__Job__: Extract every line of the listing below verbatim, leaving out the pictures.

__Material to process__:
_ _ _ _ _ _ _

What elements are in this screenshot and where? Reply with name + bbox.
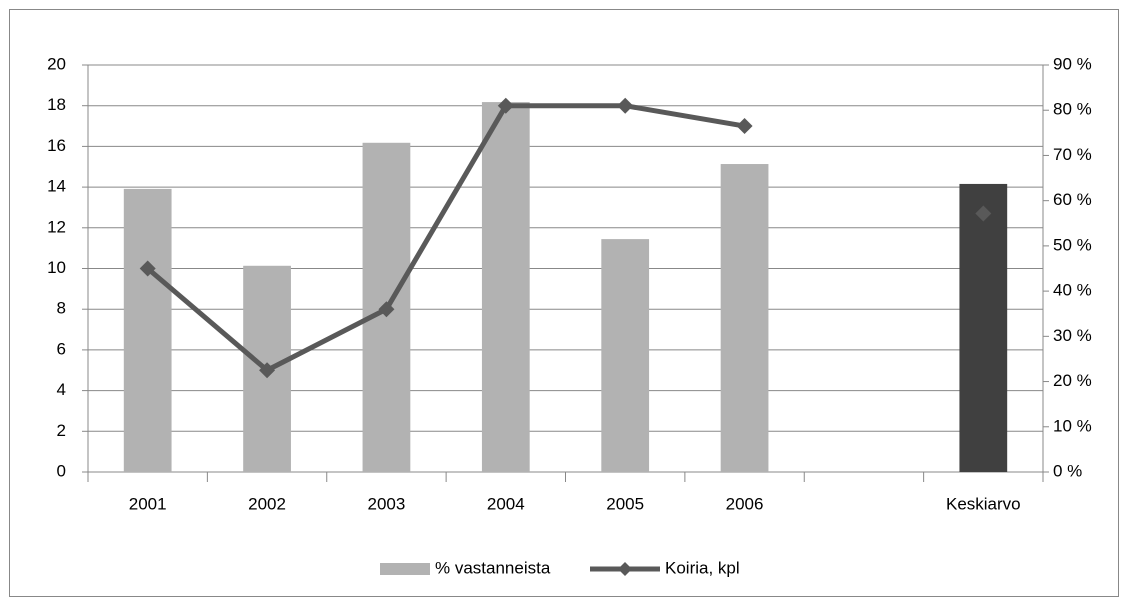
legend-marker [618, 562, 632, 576]
y2-tick-label: 40 % [1053, 281, 1092, 300]
y-tick-label: 4 [57, 380, 66, 399]
x-tick-label: 2001 [129, 494, 167, 513]
y-tick-label: 6 [57, 339, 66, 358]
bar [123, 188, 172, 473]
x-tick-label: 2005 [606, 494, 644, 513]
marker [259, 362, 276, 379]
x-tick-label: Keskiarvo [946, 494, 1021, 513]
y-tick-label: 14 [47, 177, 66, 196]
y2-tick-label: 0 % [1053, 461, 1082, 480]
y-tick-label: 12 [47, 217, 66, 236]
y2-tick-label: 10 % [1053, 416, 1092, 435]
legend-label: Koiria, kpl [665, 558, 740, 577]
y-tick-label: 10 [47, 258, 66, 277]
marker [975, 205, 992, 222]
x-tick-label: 2006 [726, 494, 764, 513]
y2-tick-label: 20 % [1053, 371, 1092, 390]
y2-tick-label: 80 % [1053, 100, 1092, 119]
marker [378, 301, 395, 318]
y2-tick-label: 90 % [1053, 54, 1092, 73]
y2-tick-label: 60 % [1053, 190, 1092, 209]
y-tick-label: 0 [57, 461, 66, 480]
marker [617, 97, 634, 114]
y2-tick-label: 50 % [1053, 235, 1092, 254]
bar [601, 239, 650, 472]
y2-tick-label: 30 % [1053, 326, 1092, 345]
y-tick-label: 16 [47, 136, 66, 155]
y-tick-label: 8 [57, 299, 66, 318]
line [146, 103, 745, 373]
y-tick-label: 2 [57, 421, 66, 440]
bar [959, 183, 1008, 472]
marker [736, 118, 753, 135]
x-tick-label: 2004 [487, 494, 525, 513]
bar [720, 164, 769, 472]
x-tick-label: 2002 [248, 494, 286, 513]
legend-label: % vastanneista [435, 558, 551, 577]
y2-tick-label: 70 % [1053, 145, 1092, 164]
y-tick-label: 20 [47, 54, 66, 73]
legend-swatch [380, 563, 430, 575]
bar [481, 102, 530, 473]
x-tick-label: 2003 [368, 494, 406, 513]
marker [139, 260, 156, 277]
y-tick-label: 18 [47, 95, 66, 114]
marker [497, 97, 514, 114]
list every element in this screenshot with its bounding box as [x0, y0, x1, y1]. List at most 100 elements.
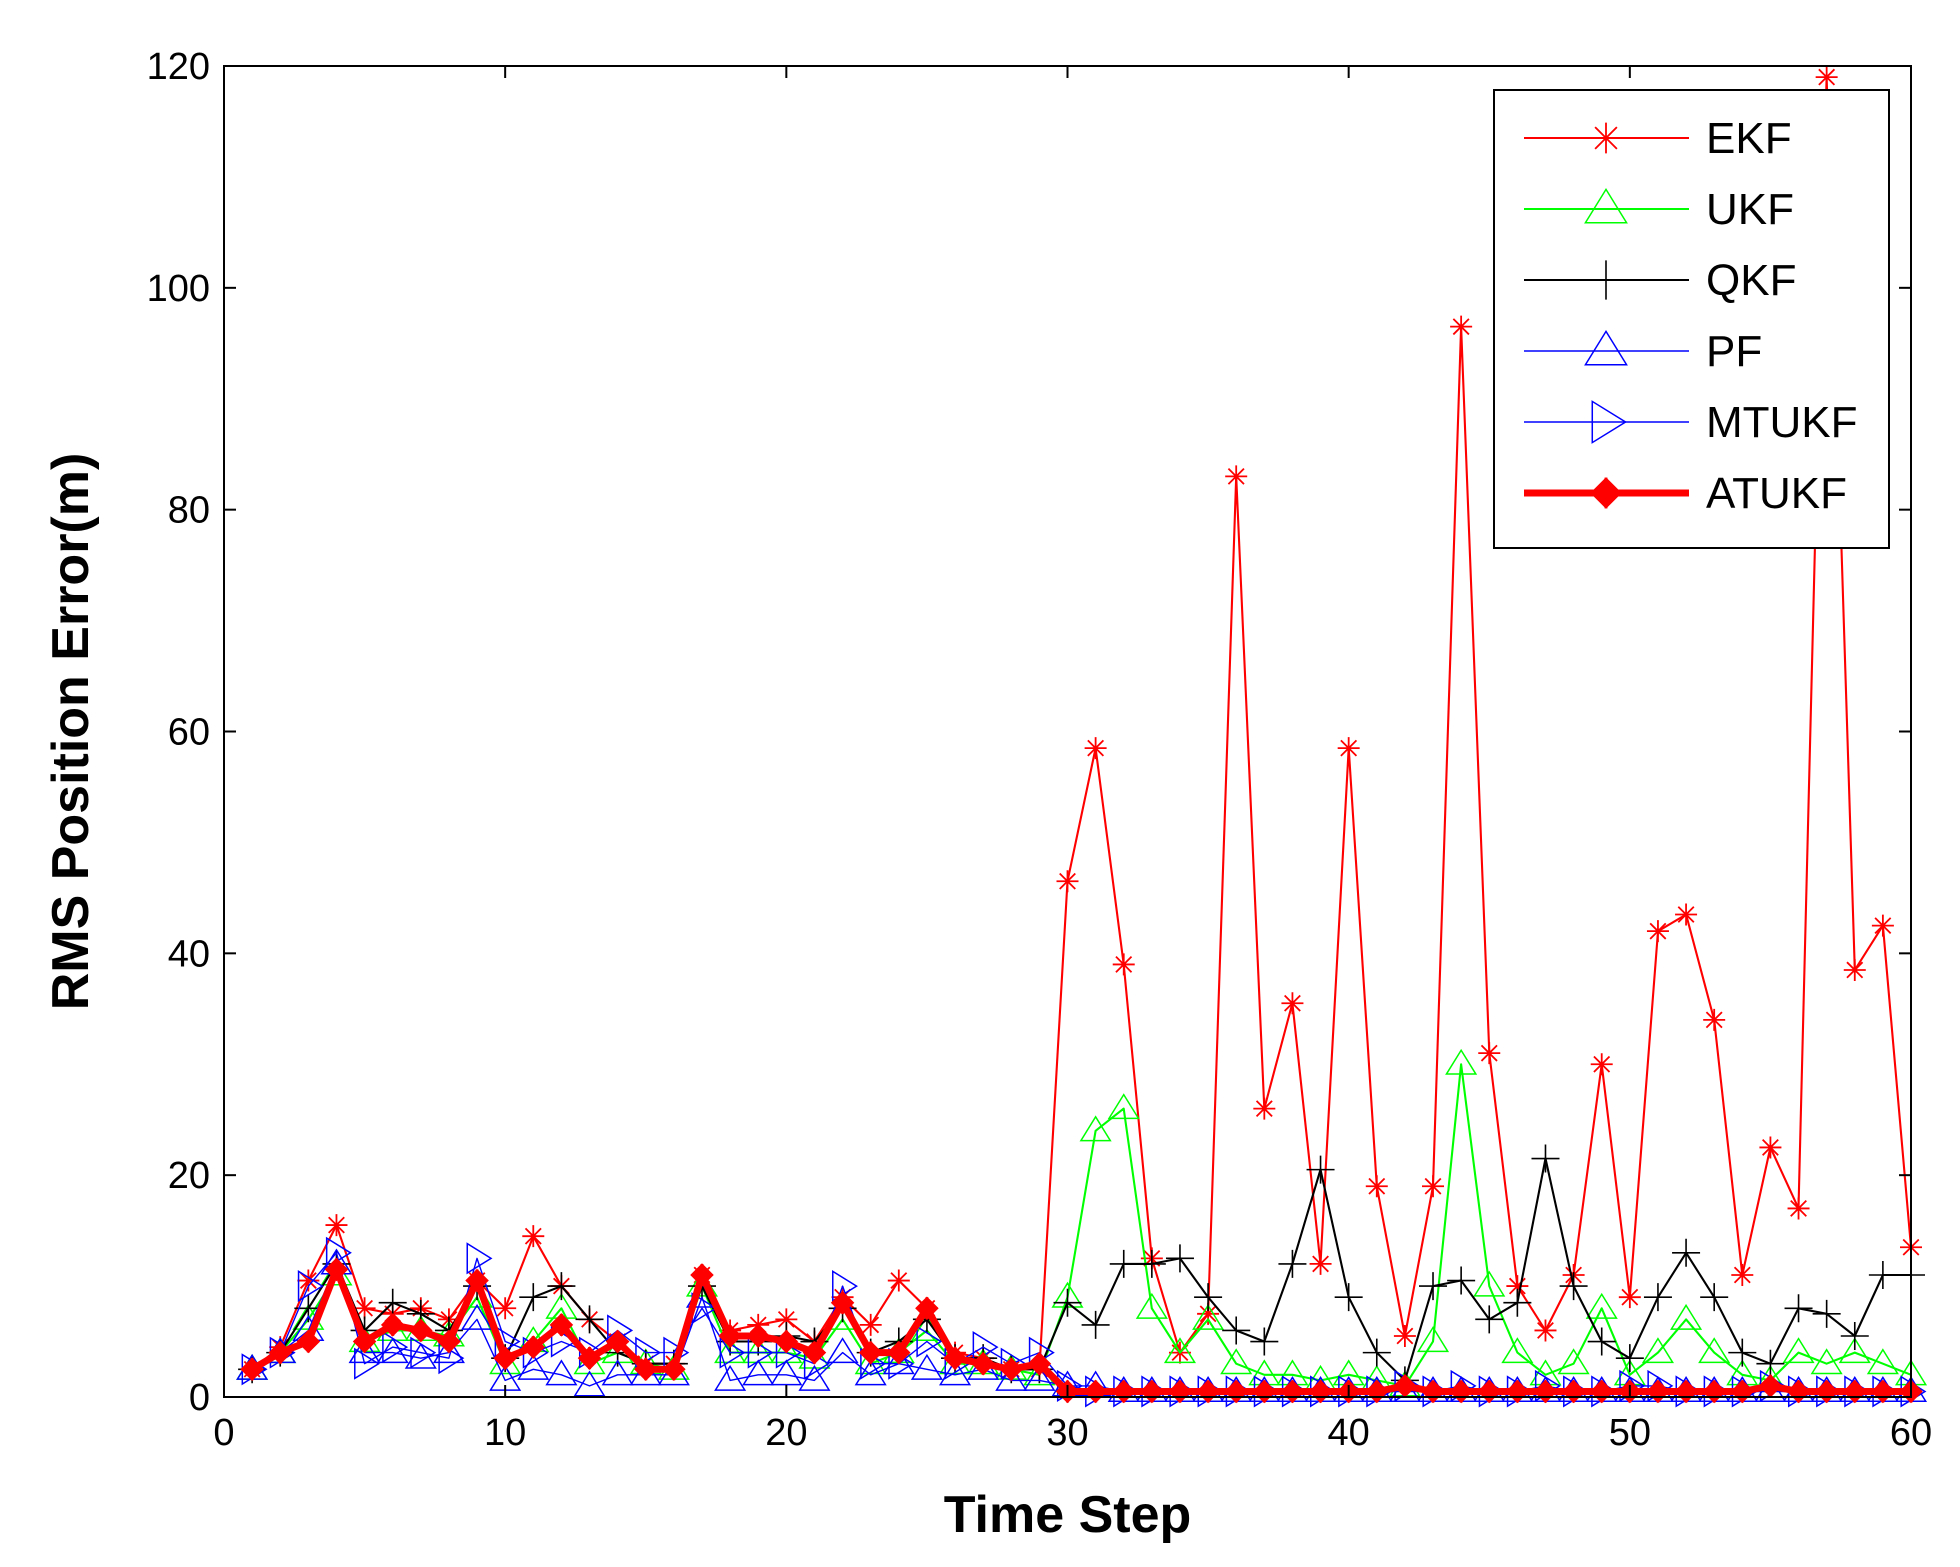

_ _ _ _ _ _ _

__Task output__:
What elements are in this screenshot and where? Reply with name + bbox.
legend-marker [618, 562, 632, 576]
y2-tick-label: 40 % [1053, 281, 1092, 300]
y-tick-label: 4 [57, 380, 66, 399]
x-tick-label: 2001 [129, 494, 167, 513]
y-tick-label: 6 [57, 339, 66, 358]
bar [123, 188, 172, 473]
x-tick-label: 2005 [606, 494, 644, 513]
marker [259, 362, 276, 379]
x-tick-label: Keskiarvo [946, 494, 1021, 513]
y-tick-label: 14 [47, 177, 66, 196]
y2-tick-label: 0 % [1053, 461, 1082, 480]
y-tick-label: 12 [47, 217, 66, 236]
y2-tick-label: 10 % [1053, 416, 1092, 435]
legend-label: Koiria, kpl [665, 558, 740, 577]
y-tick-label: 10 [47, 258, 66, 277]
marker [975, 205, 992, 222]
x-tick-label: 2006 [726, 494, 764, 513]
y2-tick-label: 20 % [1053, 371, 1092, 390]
y2-tick-label: 80 % [1053, 100, 1092, 119]
marker [378, 301, 395, 318]
y2-tick-label: 90 % [1053, 54, 1092, 73]
y2-tick-label: 60 % [1053, 190, 1092, 209]
y-tick-label: 0 [57, 461, 66, 480]
marker [617, 97, 634, 114]
y2-tick-label: 50 % [1053, 235, 1092, 254]
bar [601, 239, 650, 472]
y2-tick-label: 30 % [1053, 326, 1092, 345]
y-tick-label: 16 [47, 136, 66, 155]
y-tick-label: 8 [57, 299, 66, 318]
line [146, 103, 745, 373]
y-tick-label: 2 [57, 421, 66, 440]
bar [959, 183, 1008, 472]
marker [736, 118, 753, 135]
x-tick-label: 2004 [487, 494, 525, 513]
bar [720, 164, 769, 472]
x-tick-label: 2002 [248, 494, 286, 513]
legend-label: % vastanneista [435, 558, 551, 577]
y2-tick-label: 70 % [1053, 145, 1092, 164]
y-tick-label: 20 [47, 54, 66, 73]
legend-swatch [380, 563, 430, 575]
bar [481, 102, 530, 473]
x-tick-label: 2003 [368, 494, 406, 513]
marker [139, 260, 156, 277]
y-tick-label: 18 [47, 95, 66, 114]
marker [497, 97, 514, 114]
list every element in this screenshot with its bounding box as [x0, y0, x1, y1]. List at most 100 elements.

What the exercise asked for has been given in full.